Saved entries
-- begin --

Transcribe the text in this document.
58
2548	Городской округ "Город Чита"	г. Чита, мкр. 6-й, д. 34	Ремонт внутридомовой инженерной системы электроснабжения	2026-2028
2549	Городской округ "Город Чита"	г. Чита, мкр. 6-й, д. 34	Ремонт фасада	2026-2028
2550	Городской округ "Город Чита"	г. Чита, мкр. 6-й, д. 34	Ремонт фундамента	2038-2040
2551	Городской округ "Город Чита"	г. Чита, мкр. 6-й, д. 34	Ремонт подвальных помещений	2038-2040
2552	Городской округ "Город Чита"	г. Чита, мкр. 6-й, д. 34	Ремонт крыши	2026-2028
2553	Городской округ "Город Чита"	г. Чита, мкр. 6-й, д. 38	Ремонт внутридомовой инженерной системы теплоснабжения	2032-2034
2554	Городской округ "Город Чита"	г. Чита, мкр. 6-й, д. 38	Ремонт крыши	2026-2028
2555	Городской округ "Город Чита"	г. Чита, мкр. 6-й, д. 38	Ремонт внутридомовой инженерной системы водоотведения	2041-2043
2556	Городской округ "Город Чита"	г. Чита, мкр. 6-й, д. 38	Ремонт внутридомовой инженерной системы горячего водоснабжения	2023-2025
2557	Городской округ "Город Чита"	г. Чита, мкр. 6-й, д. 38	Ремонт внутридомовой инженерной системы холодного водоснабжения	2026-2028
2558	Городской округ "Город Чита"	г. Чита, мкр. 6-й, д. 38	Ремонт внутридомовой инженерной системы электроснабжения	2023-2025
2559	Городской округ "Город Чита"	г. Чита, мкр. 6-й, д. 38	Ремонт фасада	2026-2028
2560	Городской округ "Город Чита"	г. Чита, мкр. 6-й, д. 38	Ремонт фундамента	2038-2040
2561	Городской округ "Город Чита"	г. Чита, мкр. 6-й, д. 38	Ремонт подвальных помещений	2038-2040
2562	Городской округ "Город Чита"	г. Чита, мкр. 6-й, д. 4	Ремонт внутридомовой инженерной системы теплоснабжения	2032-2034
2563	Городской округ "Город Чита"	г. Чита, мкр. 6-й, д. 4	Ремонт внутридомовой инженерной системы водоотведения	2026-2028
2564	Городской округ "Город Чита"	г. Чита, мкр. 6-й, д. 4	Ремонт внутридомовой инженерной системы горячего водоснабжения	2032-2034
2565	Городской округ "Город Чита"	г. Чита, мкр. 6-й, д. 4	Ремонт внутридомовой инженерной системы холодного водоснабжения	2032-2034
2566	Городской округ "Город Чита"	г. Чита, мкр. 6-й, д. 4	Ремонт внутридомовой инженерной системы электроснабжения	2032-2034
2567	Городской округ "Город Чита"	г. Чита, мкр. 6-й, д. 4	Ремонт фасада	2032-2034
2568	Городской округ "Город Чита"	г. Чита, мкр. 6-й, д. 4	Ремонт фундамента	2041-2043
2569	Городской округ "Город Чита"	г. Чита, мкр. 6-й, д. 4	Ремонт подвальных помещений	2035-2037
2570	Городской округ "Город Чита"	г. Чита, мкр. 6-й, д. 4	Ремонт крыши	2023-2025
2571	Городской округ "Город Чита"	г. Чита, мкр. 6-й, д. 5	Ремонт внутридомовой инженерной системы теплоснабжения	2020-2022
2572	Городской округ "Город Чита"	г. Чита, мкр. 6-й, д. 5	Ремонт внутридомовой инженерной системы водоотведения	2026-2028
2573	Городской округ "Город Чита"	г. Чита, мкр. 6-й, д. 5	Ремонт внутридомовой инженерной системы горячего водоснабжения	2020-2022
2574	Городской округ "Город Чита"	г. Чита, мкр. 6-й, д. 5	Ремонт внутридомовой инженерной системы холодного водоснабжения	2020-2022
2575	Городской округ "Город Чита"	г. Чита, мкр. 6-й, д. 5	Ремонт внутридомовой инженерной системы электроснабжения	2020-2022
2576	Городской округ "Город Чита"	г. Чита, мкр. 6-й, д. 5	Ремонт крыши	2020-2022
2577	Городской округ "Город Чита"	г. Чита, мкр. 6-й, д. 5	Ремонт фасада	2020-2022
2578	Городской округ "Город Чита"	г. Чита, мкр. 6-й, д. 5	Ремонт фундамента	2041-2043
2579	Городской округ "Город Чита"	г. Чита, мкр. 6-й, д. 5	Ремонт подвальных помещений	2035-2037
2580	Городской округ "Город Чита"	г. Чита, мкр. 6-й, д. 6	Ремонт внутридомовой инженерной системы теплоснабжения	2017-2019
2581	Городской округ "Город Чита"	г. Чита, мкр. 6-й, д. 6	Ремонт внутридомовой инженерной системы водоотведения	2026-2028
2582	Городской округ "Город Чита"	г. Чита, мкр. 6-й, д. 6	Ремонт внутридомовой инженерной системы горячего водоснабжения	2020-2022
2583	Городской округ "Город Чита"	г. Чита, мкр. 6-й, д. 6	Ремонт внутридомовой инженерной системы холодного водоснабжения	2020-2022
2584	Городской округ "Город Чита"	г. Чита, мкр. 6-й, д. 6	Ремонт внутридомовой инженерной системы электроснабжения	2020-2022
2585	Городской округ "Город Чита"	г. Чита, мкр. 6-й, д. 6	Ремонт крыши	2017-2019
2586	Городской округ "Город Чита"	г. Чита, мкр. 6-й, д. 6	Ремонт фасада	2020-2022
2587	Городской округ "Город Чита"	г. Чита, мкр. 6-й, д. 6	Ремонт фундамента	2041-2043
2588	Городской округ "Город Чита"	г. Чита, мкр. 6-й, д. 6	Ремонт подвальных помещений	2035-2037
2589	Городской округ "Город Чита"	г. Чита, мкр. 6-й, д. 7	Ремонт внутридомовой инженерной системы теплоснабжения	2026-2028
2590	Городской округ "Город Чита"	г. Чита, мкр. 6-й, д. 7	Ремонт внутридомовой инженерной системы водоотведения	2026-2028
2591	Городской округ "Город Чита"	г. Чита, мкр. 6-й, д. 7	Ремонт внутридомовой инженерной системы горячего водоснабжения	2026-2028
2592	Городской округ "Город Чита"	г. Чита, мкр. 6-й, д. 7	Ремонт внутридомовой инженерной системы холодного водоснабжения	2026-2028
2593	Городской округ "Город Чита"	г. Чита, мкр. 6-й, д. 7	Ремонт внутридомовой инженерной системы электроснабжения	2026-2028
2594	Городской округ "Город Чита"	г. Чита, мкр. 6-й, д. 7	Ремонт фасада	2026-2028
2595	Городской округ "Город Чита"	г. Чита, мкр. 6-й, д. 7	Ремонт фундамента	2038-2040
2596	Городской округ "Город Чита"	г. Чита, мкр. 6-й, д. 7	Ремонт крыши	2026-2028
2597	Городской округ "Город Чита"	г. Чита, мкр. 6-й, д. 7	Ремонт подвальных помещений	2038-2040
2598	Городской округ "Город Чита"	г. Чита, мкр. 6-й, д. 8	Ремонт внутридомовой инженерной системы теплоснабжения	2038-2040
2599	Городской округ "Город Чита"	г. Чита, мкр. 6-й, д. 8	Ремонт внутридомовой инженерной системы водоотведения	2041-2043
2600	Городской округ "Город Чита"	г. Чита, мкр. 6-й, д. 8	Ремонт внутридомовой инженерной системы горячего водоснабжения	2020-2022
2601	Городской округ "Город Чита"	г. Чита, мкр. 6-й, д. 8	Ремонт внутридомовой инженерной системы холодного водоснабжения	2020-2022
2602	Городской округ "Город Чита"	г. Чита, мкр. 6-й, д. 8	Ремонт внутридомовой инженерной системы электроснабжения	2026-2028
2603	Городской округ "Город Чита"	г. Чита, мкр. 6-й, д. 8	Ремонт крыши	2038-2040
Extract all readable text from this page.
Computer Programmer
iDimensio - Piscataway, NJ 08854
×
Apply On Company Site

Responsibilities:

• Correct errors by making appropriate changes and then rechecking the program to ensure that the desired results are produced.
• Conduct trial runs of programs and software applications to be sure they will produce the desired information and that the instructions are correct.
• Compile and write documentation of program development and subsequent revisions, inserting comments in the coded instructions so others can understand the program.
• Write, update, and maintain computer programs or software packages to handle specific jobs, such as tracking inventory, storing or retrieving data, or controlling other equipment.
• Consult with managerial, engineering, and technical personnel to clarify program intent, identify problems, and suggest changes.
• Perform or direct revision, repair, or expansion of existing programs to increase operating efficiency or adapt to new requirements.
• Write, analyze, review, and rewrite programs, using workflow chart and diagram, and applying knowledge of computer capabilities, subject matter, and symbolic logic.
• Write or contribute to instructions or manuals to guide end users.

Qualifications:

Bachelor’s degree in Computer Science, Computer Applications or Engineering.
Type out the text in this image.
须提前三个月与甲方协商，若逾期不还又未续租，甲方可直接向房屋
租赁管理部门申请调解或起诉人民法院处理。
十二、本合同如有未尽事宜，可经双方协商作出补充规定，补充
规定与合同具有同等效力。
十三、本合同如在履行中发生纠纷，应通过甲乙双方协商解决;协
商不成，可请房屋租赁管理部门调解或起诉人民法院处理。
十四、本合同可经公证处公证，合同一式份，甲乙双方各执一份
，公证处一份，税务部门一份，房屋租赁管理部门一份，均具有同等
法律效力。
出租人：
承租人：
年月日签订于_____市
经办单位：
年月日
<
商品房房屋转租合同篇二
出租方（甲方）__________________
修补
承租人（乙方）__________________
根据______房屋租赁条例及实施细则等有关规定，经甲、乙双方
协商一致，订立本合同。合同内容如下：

-- end --

- Exercise objective
Copy each line in the data that holds the word "this".

- Correct response
Transcribe the text in this document.
Extract all readable text from this page.
Type out the text in this image.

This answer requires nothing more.